◆ To be done:
Reproduce every line of the entries below verbatim, in the same order, omitting the pictures.

— Start Data for this task —

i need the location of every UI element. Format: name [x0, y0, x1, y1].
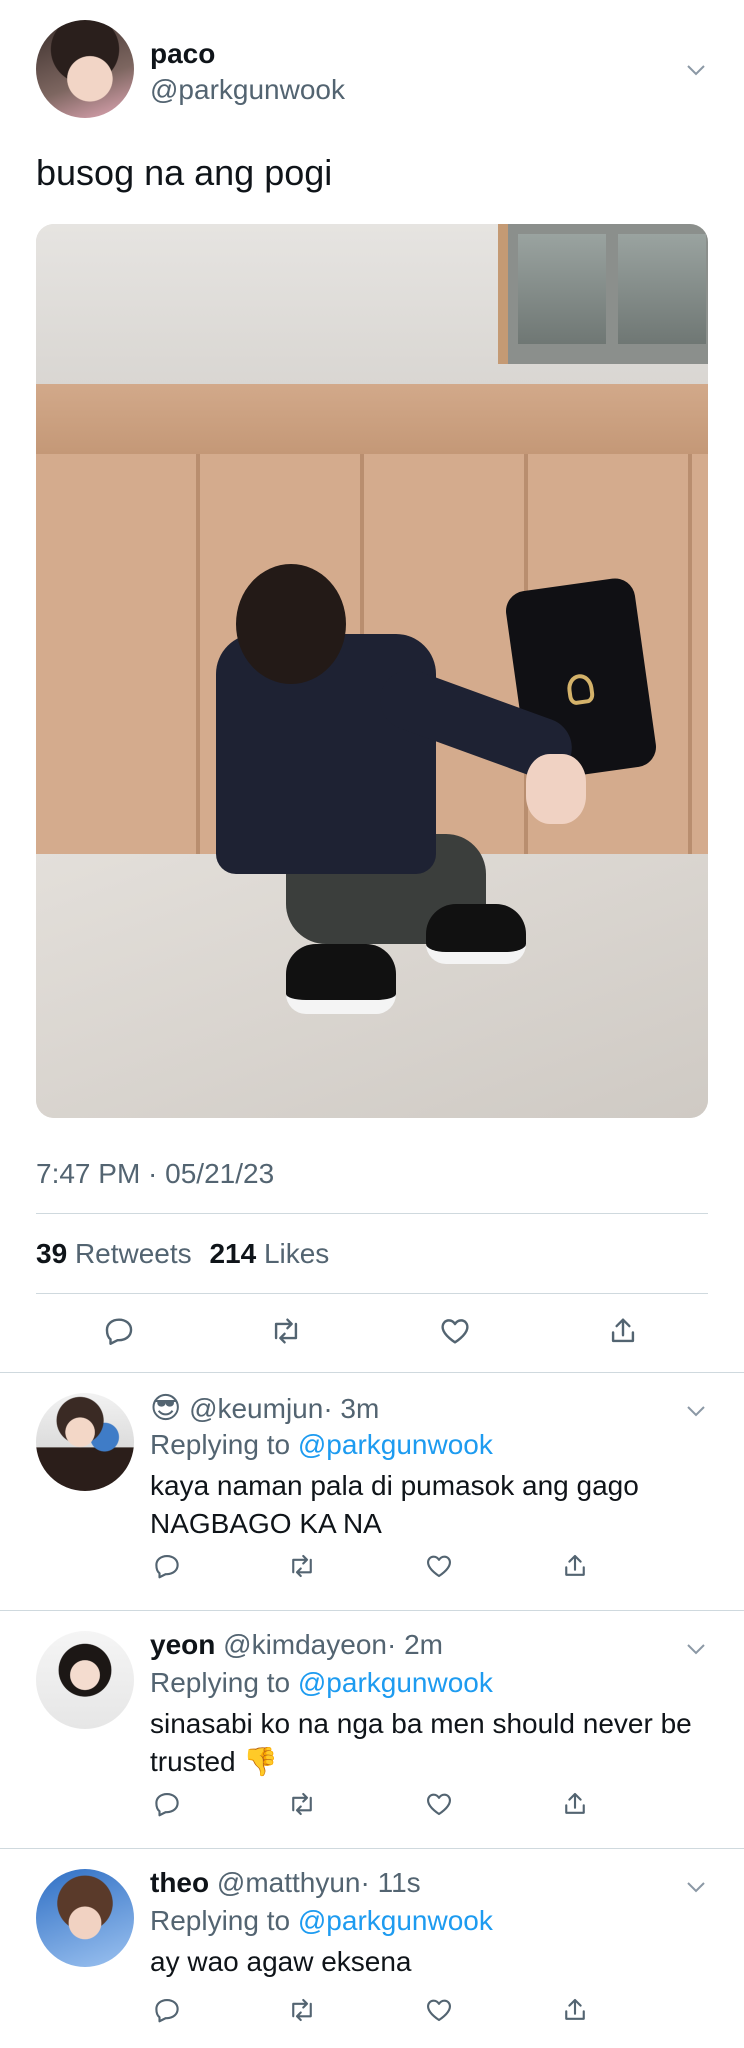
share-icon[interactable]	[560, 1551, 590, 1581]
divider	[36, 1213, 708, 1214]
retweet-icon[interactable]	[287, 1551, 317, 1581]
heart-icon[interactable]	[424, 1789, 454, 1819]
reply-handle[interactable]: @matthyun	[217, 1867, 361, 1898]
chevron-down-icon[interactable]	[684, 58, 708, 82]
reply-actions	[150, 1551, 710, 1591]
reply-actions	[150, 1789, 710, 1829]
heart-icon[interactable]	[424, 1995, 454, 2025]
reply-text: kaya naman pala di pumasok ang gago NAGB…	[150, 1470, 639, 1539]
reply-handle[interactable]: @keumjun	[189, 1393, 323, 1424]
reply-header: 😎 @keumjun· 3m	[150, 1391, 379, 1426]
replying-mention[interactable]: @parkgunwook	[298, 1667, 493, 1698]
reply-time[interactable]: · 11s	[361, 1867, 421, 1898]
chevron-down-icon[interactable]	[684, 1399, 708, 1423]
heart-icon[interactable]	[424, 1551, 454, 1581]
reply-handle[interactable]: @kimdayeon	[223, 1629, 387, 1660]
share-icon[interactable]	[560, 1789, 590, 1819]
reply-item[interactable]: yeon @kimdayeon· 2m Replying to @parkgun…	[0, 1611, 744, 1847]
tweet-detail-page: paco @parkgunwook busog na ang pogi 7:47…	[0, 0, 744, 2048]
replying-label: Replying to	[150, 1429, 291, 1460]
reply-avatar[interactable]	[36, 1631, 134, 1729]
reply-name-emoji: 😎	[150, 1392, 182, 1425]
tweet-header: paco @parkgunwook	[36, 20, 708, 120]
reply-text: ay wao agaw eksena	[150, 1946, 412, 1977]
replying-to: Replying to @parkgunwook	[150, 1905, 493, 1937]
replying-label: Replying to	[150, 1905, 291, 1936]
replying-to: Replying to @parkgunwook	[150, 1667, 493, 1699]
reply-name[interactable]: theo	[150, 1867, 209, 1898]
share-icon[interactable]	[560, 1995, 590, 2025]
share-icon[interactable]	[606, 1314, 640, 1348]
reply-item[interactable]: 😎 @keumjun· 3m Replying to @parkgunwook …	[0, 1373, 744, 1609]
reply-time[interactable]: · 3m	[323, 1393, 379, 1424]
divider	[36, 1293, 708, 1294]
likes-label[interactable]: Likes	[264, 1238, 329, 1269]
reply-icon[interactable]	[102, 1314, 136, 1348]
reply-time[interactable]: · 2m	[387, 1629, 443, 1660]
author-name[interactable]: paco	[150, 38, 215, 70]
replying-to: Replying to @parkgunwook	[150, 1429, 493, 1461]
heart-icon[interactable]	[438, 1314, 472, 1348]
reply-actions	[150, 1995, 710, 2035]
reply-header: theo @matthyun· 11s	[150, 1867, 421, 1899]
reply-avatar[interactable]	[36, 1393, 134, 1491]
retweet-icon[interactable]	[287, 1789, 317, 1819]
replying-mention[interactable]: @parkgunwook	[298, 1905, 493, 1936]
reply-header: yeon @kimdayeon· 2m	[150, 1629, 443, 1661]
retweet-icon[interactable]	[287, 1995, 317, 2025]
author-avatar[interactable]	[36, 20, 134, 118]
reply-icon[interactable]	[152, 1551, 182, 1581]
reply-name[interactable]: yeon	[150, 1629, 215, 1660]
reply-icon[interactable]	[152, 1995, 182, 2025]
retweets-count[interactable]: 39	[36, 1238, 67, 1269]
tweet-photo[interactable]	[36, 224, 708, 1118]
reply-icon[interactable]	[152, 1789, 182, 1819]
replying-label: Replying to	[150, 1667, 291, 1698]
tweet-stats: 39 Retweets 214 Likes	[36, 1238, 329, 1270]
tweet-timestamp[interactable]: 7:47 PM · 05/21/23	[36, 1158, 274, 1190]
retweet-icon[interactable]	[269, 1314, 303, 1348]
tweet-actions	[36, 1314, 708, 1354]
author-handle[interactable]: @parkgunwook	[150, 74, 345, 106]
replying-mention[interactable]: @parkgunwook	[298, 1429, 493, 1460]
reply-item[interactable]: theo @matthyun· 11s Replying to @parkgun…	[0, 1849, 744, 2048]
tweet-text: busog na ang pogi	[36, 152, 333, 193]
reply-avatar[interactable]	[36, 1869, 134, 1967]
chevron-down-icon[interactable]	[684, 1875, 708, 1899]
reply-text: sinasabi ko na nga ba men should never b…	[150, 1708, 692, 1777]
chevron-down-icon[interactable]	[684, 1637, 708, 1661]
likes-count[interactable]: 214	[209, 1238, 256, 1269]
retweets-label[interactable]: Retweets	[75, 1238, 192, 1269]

— End Data for this task —

◆ Answer to the problem:
i need the location of every UI element. Format: name [x0, y0, x1, y1].
share-icon[interactable]	[560, 1551, 590, 1581]
divider	[36, 1213, 708, 1214]
retweet-icon[interactable]	[287, 1551, 317, 1581]
heart-icon[interactable]	[424, 1789, 454, 1819]
reply-handle[interactable]: @matthyun	[217, 1867, 361, 1898]
chevron-down-icon[interactable]	[684, 58, 708, 82]
reply-actions	[150, 1551, 710, 1591]
reply-actions	[150, 1789, 710, 1829]
heart-icon[interactable]	[424, 1995, 454, 2025]
reply-text: kaya naman pala di pumasok ang gago NAGB…	[150, 1470, 639, 1539]
reply-handle[interactable]: @keumjun	[189, 1393, 323, 1424]
reply-header: 😎 @keumjun· 3m	[150, 1391, 379, 1426]
replying-mention[interactable]: @parkgunwook	[298, 1667, 493, 1698]
reply-time[interactable]: · 11s	[361, 1867, 421, 1898]
chevron-down-icon[interactable]	[684, 1399, 708, 1423]
heart-icon[interactable]	[424, 1551, 454, 1581]
reply-handle[interactable]: @kimdayeon	[223, 1629, 387, 1660]
share-icon[interactable]	[560, 1789, 590, 1819]
reply-item[interactable]: yeon @kimdayeon· 2m Replying to @parkgun…	[0, 1611, 744, 1847]
tweet-detail-page: paco @parkgunwook busog na ang pogi 7:47…	[0, 0, 744, 2048]
replying-label: Replying to	[150, 1429, 291, 1460]
reply-avatar[interactable]	[36, 1631, 134, 1729]
reply-name-emoji: 😎	[150, 1392, 182, 1425]
tweet-header: paco @parkgunwook	[36, 20, 708, 120]
reply-text: ay wao agaw eksena	[150, 1946, 412, 1977]
replying-to: Replying to @parkgunwook	[150, 1905, 493, 1937]
replying-label: Replying to	[150, 1905, 291, 1936]
replying-to: Replying to @parkgunwook	[150, 1667, 493, 1699]
reply-name[interactable]: theo	[150, 1867, 209, 1898]
share-icon[interactable]	[560, 1995, 590, 2025]
share-icon[interactable]	[606, 1314, 640, 1348]
reply-item[interactable]: 😎 @keumjun· 3m Replying to @parkgunwook …	[0, 1373, 744, 1609]
reply-time[interactable]: · 3m	[323, 1393, 379, 1424]
divider	[36, 1293, 708, 1294]
likes-label[interactable]: Likes	[264, 1238, 329, 1269]
reply-icon[interactable]	[102, 1314, 136, 1348]
reply-time[interactable]: · 2m	[387, 1629, 443, 1660]
author-name[interactable]: paco	[150, 38, 215, 70]
replying-to: Replying to @parkgunwook	[150, 1429, 493, 1461]
heart-icon[interactable]	[438, 1314, 472, 1348]
reply-actions	[150, 1995, 710, 2035]
reply-header: theo @matthyun· 11s	[150, 1867, 421, 1899]
reply-avatar[interactable]	[36, 1393, 134, 1491]
retweet-icon[interactable]	[287, 1789, 317, 1819]
replying-mention[interactable]: @parkgunwook	[298, 1905, 493, 1936]
reply-header: yeon @kimdayeon· 2m	[150, 1629, 443, 1661]
retweet-icon[interactable]	[287, 1995, 317, 2025]
author-avatar[interactable]	[36, 20, 134, 118]
reply-icon[interactable]	[152, 1551, 182, 1581]
reply-name[interactable]: yeon	[150, 1629, 215, 1660]
reply-icon[interactable]	[152, 1995, 182, 2025]
retweets-count[interactable]: 39	[36, 1238, 67, 1269]
tweet-photo[interactable]	[36, 224, 708, 1118]
reply-icon[interactable]	[152, 1789, 182, 1819]
replying-label: Replying to	[150, 1667, 291, 1698]
tweet-stats: 39 Retweets 214 Likes	[36, 1238, 329, 1270]
tweet-timestamp[interactable]: 7:47 PM · 05/21/23	[36, 1158, 274, 1190]
retweet-icon[interactable]	[269, 1314, 303, 1348]
tweet-actions	[36, 1314, 708, 1354]
author-handle[interactable]: @parkgunwook	[150, 74, 345, 106]
replying-mention[interactable]: @parkgunwook	[298, 1429, 493, 1460]
reply-item[interactable]: theo @matthyun· 11s Replying to @parkgun…	[0, 1849, 744, 2048]
tweet-text: busog na ang pogi	[36, 152, 333, 193]
reply-avatar[interactable]	[36, 1869, 134, 1967]
chevron-down-icon[interactable]	[684, 1875, 708, 1899]
reply-text: sinasabi ko na nga ba men should never b…	[150, 1708, 692, 1777]
chevron-down-icon[interactable]	[684, 1637, 708, 1661]
likes-count[interactable]: 214	[209, 1238, 256, 1269]
retweets-label[interactable]: Retweets	[75, 1238, 192, 1269]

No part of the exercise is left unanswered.